[Problem]:
Every line with the string "pain" must be copied from the entries below.

[Excerpted records]:
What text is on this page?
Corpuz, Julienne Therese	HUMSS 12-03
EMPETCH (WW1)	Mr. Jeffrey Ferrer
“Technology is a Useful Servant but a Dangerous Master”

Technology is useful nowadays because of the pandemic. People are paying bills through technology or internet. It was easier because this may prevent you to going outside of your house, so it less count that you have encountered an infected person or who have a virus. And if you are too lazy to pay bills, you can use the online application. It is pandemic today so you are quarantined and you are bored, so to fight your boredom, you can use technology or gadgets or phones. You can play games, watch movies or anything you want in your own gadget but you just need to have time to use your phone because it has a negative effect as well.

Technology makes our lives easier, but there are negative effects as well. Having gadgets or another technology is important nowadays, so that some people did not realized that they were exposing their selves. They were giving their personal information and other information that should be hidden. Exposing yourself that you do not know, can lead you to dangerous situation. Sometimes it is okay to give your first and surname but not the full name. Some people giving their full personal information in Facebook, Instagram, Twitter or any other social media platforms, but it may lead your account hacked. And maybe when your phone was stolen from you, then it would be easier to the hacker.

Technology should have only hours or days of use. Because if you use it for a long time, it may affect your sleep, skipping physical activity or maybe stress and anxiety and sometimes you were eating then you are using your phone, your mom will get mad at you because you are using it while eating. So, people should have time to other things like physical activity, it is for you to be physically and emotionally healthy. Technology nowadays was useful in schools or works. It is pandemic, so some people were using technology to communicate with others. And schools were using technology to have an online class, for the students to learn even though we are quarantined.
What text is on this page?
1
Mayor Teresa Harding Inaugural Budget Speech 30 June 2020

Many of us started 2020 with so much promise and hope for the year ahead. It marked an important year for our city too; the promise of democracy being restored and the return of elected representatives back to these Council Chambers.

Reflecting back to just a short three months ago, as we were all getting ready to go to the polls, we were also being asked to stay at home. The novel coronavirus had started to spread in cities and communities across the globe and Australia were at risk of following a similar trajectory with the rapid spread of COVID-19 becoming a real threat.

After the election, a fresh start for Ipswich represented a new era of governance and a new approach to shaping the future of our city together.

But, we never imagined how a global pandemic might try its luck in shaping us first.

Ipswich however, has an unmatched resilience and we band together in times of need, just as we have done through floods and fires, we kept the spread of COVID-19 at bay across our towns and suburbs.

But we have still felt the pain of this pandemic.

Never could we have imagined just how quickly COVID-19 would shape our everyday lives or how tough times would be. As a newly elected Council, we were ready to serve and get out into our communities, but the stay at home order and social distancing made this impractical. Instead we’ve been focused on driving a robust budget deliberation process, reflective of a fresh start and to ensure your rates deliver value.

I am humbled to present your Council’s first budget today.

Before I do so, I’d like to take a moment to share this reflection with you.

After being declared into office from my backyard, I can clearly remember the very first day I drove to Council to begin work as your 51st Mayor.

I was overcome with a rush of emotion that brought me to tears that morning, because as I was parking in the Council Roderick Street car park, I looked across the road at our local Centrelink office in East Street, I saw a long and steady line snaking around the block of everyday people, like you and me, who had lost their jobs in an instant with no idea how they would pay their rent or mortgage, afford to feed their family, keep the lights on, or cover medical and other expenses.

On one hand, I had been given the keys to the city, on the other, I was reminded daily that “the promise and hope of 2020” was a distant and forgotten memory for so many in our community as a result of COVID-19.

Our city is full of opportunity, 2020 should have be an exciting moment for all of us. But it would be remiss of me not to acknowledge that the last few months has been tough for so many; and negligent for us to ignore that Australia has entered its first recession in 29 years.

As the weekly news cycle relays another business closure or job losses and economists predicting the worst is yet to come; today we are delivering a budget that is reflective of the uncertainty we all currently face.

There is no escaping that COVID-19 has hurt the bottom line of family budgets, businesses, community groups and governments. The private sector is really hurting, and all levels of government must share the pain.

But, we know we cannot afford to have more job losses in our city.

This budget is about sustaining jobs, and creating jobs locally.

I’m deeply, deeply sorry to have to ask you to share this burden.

[Solution to this exercise]:
But we have still felt the pain of this pandemic.
There is no escaping that COVID-19 has hurt the bottom line of family budgets, businesses, community groups and governments. The private sector is really hurting, and all levels of government must share the pain.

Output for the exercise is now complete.